▶ _Data provided_
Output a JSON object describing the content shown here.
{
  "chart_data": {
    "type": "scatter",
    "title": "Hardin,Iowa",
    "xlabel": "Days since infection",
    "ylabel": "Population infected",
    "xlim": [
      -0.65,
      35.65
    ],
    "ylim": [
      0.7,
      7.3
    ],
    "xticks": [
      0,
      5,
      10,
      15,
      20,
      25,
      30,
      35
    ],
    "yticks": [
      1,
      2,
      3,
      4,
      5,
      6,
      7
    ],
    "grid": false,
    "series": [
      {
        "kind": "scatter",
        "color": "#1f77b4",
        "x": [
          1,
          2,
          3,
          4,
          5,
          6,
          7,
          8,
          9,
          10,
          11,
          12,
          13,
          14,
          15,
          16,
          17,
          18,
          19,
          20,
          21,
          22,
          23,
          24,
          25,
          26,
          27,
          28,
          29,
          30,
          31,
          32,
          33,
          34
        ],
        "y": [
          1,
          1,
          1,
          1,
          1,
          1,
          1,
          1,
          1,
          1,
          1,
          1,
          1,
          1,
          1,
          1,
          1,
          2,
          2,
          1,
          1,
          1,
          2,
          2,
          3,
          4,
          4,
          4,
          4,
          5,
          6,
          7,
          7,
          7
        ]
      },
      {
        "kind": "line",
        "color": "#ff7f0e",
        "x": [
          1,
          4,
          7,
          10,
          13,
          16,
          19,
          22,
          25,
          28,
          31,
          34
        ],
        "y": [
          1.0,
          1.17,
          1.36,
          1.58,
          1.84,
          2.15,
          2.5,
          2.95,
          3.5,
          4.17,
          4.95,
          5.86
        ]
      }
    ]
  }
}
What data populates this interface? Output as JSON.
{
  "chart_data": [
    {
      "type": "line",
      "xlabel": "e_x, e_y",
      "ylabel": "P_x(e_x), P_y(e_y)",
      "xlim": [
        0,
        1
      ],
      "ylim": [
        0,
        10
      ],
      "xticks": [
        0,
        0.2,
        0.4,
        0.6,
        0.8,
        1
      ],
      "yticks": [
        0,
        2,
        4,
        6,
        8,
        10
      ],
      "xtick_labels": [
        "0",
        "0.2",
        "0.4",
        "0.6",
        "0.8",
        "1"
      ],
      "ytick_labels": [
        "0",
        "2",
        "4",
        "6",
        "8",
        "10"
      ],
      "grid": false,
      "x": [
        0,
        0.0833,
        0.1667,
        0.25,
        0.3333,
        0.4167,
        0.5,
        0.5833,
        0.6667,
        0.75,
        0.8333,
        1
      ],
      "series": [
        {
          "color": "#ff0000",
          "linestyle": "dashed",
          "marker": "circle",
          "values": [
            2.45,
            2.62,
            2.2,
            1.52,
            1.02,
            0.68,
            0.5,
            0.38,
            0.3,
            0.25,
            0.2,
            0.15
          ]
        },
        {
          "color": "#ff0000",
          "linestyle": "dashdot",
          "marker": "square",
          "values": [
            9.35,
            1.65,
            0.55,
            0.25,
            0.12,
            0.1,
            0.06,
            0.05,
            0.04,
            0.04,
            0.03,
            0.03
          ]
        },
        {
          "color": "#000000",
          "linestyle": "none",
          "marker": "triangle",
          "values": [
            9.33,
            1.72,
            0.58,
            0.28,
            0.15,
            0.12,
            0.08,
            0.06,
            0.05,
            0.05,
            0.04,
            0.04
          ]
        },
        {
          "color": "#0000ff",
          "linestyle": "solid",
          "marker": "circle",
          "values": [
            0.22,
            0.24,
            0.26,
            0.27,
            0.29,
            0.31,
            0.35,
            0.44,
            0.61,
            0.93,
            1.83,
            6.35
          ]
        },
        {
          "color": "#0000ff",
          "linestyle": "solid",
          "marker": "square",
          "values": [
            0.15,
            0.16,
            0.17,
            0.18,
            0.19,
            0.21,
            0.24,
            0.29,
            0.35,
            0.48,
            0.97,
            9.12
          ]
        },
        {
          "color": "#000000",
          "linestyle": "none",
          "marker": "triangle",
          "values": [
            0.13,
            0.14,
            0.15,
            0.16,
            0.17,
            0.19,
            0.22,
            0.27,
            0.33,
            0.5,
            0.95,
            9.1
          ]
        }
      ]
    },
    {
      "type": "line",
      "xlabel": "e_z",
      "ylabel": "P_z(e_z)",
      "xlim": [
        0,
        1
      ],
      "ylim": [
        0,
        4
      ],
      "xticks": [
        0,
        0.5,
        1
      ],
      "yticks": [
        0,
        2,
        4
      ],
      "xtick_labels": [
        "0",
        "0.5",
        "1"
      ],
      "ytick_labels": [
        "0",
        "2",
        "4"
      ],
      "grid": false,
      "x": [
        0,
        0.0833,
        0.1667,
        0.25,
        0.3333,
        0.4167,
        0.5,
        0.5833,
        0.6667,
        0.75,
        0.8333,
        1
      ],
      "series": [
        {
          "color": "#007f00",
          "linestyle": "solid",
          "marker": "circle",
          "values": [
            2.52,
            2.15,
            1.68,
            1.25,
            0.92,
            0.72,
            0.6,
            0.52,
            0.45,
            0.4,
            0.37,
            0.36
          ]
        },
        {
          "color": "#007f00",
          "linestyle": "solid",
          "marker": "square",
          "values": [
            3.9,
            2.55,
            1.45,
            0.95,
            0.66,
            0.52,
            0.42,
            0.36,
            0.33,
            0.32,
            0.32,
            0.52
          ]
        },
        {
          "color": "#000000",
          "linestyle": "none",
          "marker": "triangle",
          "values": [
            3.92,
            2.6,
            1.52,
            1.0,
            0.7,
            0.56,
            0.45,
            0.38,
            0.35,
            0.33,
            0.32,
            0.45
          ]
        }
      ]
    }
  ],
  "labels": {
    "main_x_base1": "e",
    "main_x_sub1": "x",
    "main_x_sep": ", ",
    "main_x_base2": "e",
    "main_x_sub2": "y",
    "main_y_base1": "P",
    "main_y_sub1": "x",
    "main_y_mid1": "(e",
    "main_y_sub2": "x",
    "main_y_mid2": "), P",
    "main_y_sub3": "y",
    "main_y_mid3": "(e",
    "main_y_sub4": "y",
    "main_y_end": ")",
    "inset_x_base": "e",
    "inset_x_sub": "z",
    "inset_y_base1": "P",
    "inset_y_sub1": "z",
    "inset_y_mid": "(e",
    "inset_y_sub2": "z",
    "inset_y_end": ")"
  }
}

▶ _Requirement_
Transcribe every line of the data, exactly as it stands.

▶ _Finished answer_
Output a JSON object describing the content shown here.
{
  "chart_data": {
    "type": "scatter",
    "title": "Hardin,Iowa",
    "xlabel": "Days since infection",
    "ylabel": "Population infected",
    "xlim": [
      -0.65,
      35.65
    ],
    "ylim": [
      0.7,
      7.3
    ],
    "xticks": [
      0,
      5,
      10,
      15,
      20,
      25,
      30,
      35
    ],
    "yticks": [
      1,
      2,
      3,
      4,
      5,
      6,
      7
    ],
    "grid": false,
    "series": [
      {
        "kind": "scatter",
        "color": "#1f77b4",
        "x": [
          1,
          2,
          3,
          4,
          5,
          6,
          7,
          8,
          9,
          10,
          11,
          12,
          13,
          14,
          15,
          16,
          17,
          18,
          19,
          20,
          21,
          22,
          23,
          24,
          25,
          26,
          27,
          28,
          29,
          30,
          31,
          32,
          33,
          34
        ],
        "y": [
          1,
          1,
          1,
          1,
          1,
          1,
          1,
          1,
          1,
          1,
          1,
          1,
          1,
          1,
          1,
          1,
          1,
          2,
          2,
          1,
          1,
          1,
          2,
          2,
          3,
          4,
          4,
          4,
          4,
          5,
          6,
          7,
          7,
          7
        ]
      },
      {
        "kind": "line",
        "color": "#ff7f0e",
        "x": [
          1,
          4,
          7,
          10,
          13,
          16,
          19,
          22,
          25,
          28,
          31,
          34
        ],
        "y": [
          1.0,
          1.17,
          1.36,
          1.58,
          1.84,
          2.15,
          2.5,
          2.95,
          3.5,
          4.17,
          4.95,
          5.86
        ]
      }
    ]
  }
}
What data populates this interface? Output as JSON.
{
  "chart_data": [
    {
      "type": "line",
      "xlabel": "e_x, e_y",
      "ylabel": "P_x(e_x), P_y(e_y)",
      "xlim": [
        0,
        1
      ],
      "ylim": [
        0,
        10
      ],
      "xticks": [
        0,
        0.2,
        0.4,
        0.6,
        0.8,
        1
      ],
      "yticks": [
        0,
        2,
        4,
        6,
        8,
        10
      ],
      "xtick_labels": [
        "0",
        "0.2",
        "0.4",
        "0.6",
        "0.8",
        "1"
      ],
      "ytick_labels": [
        "0",
        "2",
        "4",
        "6",
        "8",
        "10"
      ],
      "grid": false,
      "x": [
        0,
        0.0833,
        0.1667,
        0.25,
        0.3333,
        0.4167,
        0.5,
        0.5833,
        0.6667,
        0.75,
        0.8333,
        1
      ],
      "series": [
        {
          "color": "#ff0000",
          "linestyle": "dashed",
          "marker": "circle",
          "values": [
            2.45,
            2.62,
            2.2,
            1.52,
            1.02,
            0.68,
            0.5,
            0.38,
            0.3,
            0.25,
            0.2,
            0.15
          ]
        },
        {
          "color": "#ff0000",
          "linestyle": "dashdot",
          "marker": "square",
          "values": [
            9.35,
            1.65,
            0.55,
            0.25,
            0.12,
            0.1,
            0.06,
            0.05,
            0.04,
            0.04,
            0.03,
            0.03
          ]
        },
        {
          "color": "#000000",
          "linestyle": "none",
          "marker": "triangle",
          "values": [
            9.33,
            1.72,
            0.58,
            0.28,
            0.15,
            0.12,
            0.08,
            0.06,
            0.05,
            0.05,
            0.04,
            0.04
          ]
        },
        {
          "color": "#0000ff",
          "linestyle": "solid",
          "marker": "circle",
          "values": [
            0.22,
            0.24,
            0.26,
            0.27,
            0.29,
            0.31,
            0.35,
            0.44,
            0.61,
            0.93,
            1.83,
            6.35
          ]
        },
        {
          "color": "#0000ff",
          "linestyle": "solid",
          "marker": "square",
          "values": [
            0.15,
            0.16,
            0.17,
            0.18,
            0.19,
            0.21,
            0.24,
            0.29,
            0.35,
            0.48,
            0.97,
            9.12
          ]
        },
        {
          "color": "#000000",
          "linestyle": "none",
          "marker": "triangle",
          "values": [
            0.13,
            0.14,
            0.15,
            0.16,
            0.17,
            0.19,
            0.22,
            0.27,
            0.33,
            0.5,
            0.95,
            9.1
          ]
        }
      ]
    },
    {
      "type": "line",
      "xlabel": "e_z",
      "ylabel": "P_z(e_z)",
      "xlim": [
        0,
        1
      ],
      "ylim": [
        0,
        4
      ],
      "xticks": [
        0,
        0.5,
        1
      ],
      "yticks": [
        0,
        2,
        4
      ],
      "xtick_labels": [
        "0",
        "0.5",
        "1"
      ],
      "ytick_labels": [
        "0",
        "2",
        "4"
      ],
      "grid": false,
      "x": [
        0,
        0.0833,
        0.1667,
        0.25,
        0.3333,
        0.4167,
        0.5,
        0.5833,
        0.6667,
        0.75,
        0.8333,
        1
      ],
      "series": [
        {
          "color": "#007f00",
          "linestyle": "solid",
          "marker": "circle",
          "values": [
            2.52,
            2.15,
            1.68,
            1.25,
            0.92,
            0.72,
            0.6,
            0.52,
            0.45,
            0.4,
            0.37,
            0.36
          ]
        },
        {
          "color": "#007f00",
          "linestyle": "solid",
          "marker": "square",
          "values": [
            3.9,
            2.55,
            1.45,
            0.95,
            0.66,
            0.52,
            0.42,
            0.36,
            0.33,
            0.32,
            0.32,
            0.52
          ]
        },
        {
          "color": "#000000",
          "linestyle": "none",
          "marker": "triangle",
          "values": [
            3.92,
            2.6,
            1.52,
            1.0,
            0.7,
            0.56,
            0.45,
            0.38,
            0.35,
            0.33,
            0.32,
            0.45
          ]
        }
      ]
    }
  ],
  "labels": {
    "main_x_base1": "e",
    "main_x_sub1": "x",
    "main_x_sep": ", ",
    "main_x_base2": "e",
    "main_x_sub2": "y",
    "main_y_base1": "P",
    "main_y_sub1": "x",
    "main_y_mid1": "(e",
    "main_y_sub2": "x",
    "main_y_mid2": "), P",
    "main_y_sub3": "y",
    "main_y_mid3": "(e",
    "main_y_sub4": "y",
    "main_y_end": ")",
    "inset_x_base": "e",
    "inset_x_sub": "z",
    "inset_y_base1": "P",
    "inset_y_sub1": "z",
    "inset_y_mid": "(e",
    "inset_y_sub2": "z",
    "inset_y_end": ")"
  }
}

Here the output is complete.